[Extracted data entries]
»»
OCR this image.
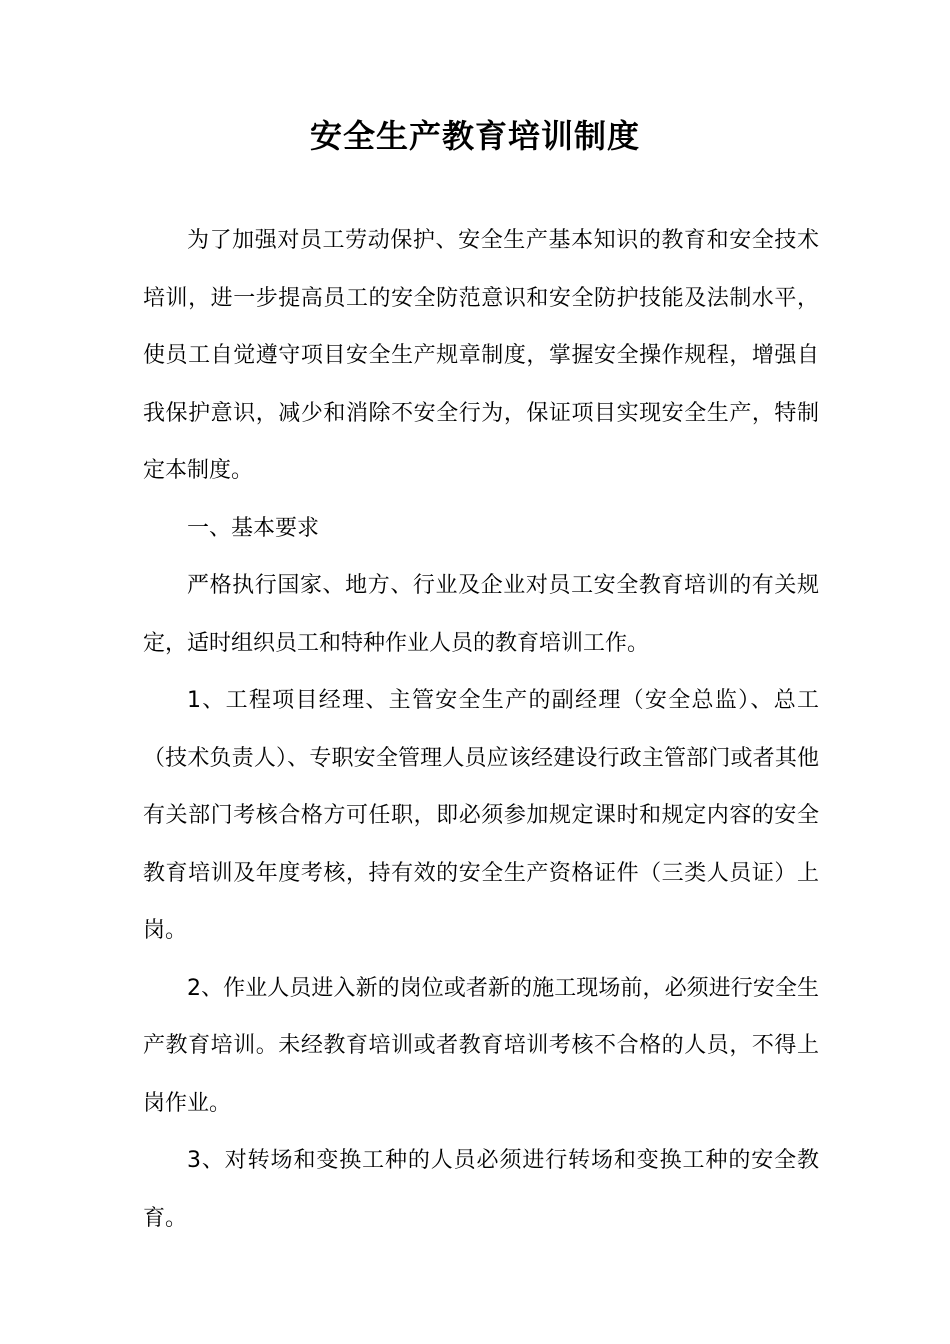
安全生产教育培训制度

为了加强对员工劳动保护、安全生产基本知识的教育和安全技术培训，进一步提高员工的安全防范意识和安全防护技能及法制水平，使员工自觉遵守项目安全生产规章制度，掌握安全操作规程，增强自我保护意识，减少和消除不安全行为，保证项目实现安全生产，特制定本制度。

一、基本要求

严格执行国家、地方、行业及企业对员工安全教育培训的有关规定，适时组织员工和特种作业人员的教育培训工作。

1、工程项目经理、主管安全生产的副经理（安全总监）、总工（技术负责人）、专职安全管理人员应该经建设行政主管部门或者其他有关部门考核合格方可任职，即必须参加规定课时和规定内容的安全教育培训及年度考核，持有效的安全生产资格证件（三类人员证）上岗。

2、作业人员进入新的岗位或者新的施工现场前，必须进行安全生产教育培训。未经教育培训或者教育培训考核不合格的人员，不得上岗作业。

3、对转场和变换工种的人员必须进行转场和变换工种的安全教育。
««
TASK DIRECTIONS:
Set down all the data again exactly as above, pictures excluded.

EXERCISE OUTPUT:
OCR this image.
安全生产教育培训制度

为了加强对员工劳动保护、安全生产基本知识的教育和安全技术培训，进一步提高员工的安全防范意识和安全防护技能及法制水平，使员工自觉遵守项目安全生产规章制度，掌握安全操作规程，增强自我保护意识，减少和消除不安全行为，保证项目实现安全生产，特制定本制度。

一、基本要求

严格执行国家、地方、行业及企业对员工安全教育培训的有关规定，适时组织员工和特种作业人员的教育培训工作。

1、工程项目经理、主管安全生产的副经理（安全总监）、总工（技术负责人）、专职安全管理人员应该经建设行政主管部门或者其他有关部门考核合格方可任职，即必须参加规定课时和规定内容的安全教育培训及年度考核，持有效的安全生产资格证件（三类人员证）上岗。

2、作业人员进入新的岗位或者新的施工现场前，必须进行安全生产教育培训。未经教育培训或者教育培训考核不合格的人员，不得上岗作业。

3、对转场和变换工种的人员必须进行转场和变换工种的安全教育。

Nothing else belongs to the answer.